GENEVA: The head of the UN agency for Palestinians criticized on Tuesday the “political dimension” of a US decision to dramatically slash funding to the organization, warning this could lead to rising instability.
Pierre Krahenbuhl said the US decision to reduce funding for the UN Relief and Works Agency (UNRWA) this year by $300 million “has a political dimension that I think should be avoided.”
He made these comments while issuing an emergency appeal for more than $800 million in funds to provide additional assistance to Palestinian refugees in Syria, Gaza and the West Bank.
The US, which for years has by far been UNRWA’s largest donor, announced this month it will be contributing just $60 million to the organization’s 2018 budget, down from $360 million last year.
“It is very clear the decision by the US was not related to our performance,” Krahenbuhl said, pointing out that he had a “positive” meeting with US President Donald Trump’s son-in-law Jared Kushner last November and had been left with the impression Washington would maintain its funding levels.

- Challenges:
1. In the news excerpt about UNRWA funding, how much will the US contribute to the agency's 2018 budget?
2. Duplicate everything in the UNRWA funding excerpt from "GENEVA: The head" down to "the West Bank.".
3. Pick up the news article on US cuts to UNRWA funding and carry it on after its last sentence.

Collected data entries
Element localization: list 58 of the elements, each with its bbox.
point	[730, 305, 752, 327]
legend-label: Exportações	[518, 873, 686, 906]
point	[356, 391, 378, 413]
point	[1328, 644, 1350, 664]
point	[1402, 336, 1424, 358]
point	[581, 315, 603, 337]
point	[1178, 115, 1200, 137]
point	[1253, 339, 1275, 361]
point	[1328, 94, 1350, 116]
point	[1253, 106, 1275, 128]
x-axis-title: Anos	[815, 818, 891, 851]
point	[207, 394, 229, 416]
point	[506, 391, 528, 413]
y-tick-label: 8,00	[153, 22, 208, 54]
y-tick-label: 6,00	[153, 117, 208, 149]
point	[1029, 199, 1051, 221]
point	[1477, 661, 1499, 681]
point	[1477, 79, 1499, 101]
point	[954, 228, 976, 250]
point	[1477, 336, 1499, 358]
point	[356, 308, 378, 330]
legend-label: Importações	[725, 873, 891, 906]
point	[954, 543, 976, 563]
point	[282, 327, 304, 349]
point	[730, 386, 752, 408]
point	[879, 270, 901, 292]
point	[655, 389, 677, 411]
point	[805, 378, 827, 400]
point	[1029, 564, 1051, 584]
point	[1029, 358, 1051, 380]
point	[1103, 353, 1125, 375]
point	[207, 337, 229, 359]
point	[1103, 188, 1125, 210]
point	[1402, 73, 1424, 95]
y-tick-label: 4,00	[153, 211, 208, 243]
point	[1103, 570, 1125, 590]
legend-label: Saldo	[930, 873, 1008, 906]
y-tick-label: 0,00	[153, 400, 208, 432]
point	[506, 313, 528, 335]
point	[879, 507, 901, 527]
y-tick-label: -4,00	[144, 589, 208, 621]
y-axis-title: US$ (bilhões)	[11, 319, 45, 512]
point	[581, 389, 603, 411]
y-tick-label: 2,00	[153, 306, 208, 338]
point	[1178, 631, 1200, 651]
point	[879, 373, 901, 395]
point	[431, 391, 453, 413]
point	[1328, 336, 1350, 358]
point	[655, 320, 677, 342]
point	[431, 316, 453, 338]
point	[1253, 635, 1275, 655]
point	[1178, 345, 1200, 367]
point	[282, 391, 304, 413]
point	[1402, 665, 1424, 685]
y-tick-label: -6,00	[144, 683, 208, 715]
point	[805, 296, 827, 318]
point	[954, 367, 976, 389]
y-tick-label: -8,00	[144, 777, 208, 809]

- Answers for this exercise:
1. $60 million

2.
GENEVA: The head of the UN agency for Palestinians criticized on Tuesday the “political dimension” of a US decision to dramatically slash funding to the organization, warning this could lead to rising instability.
Pierre Krahenbuhl said the US decision to reduce funding for the UN Relief and Works Agency (UNRWA) this year by $300 million “has a political dimension that I think should be avoided.”
He made these comments while issuing an emergency appeal for more than $800 million in funds to provide additional assistance to Palestinian refugees in Syria, Gaza and the West Bank.

3.
Krahenbuhl said the cuts were clearly linked to the Palestinian leadership’s decision this month to freeze ties with Trump’s administration after its controversial recognition of Jerusalem as Israel’s capital, adding that Washington could no longer be the main mediator in talks with Israel.
The Palestinians see East Jerusalem as the capital of their future state.
Krahenbuhl stressed the “imperative to preserve and ensure that humanitarian funding is preserved from politicization.”
“The whole point of supporting communities in very difficult conflict environments is that one doesn’t have to agree with anyone’s leadership. One is concerned with the well-being... of communities.”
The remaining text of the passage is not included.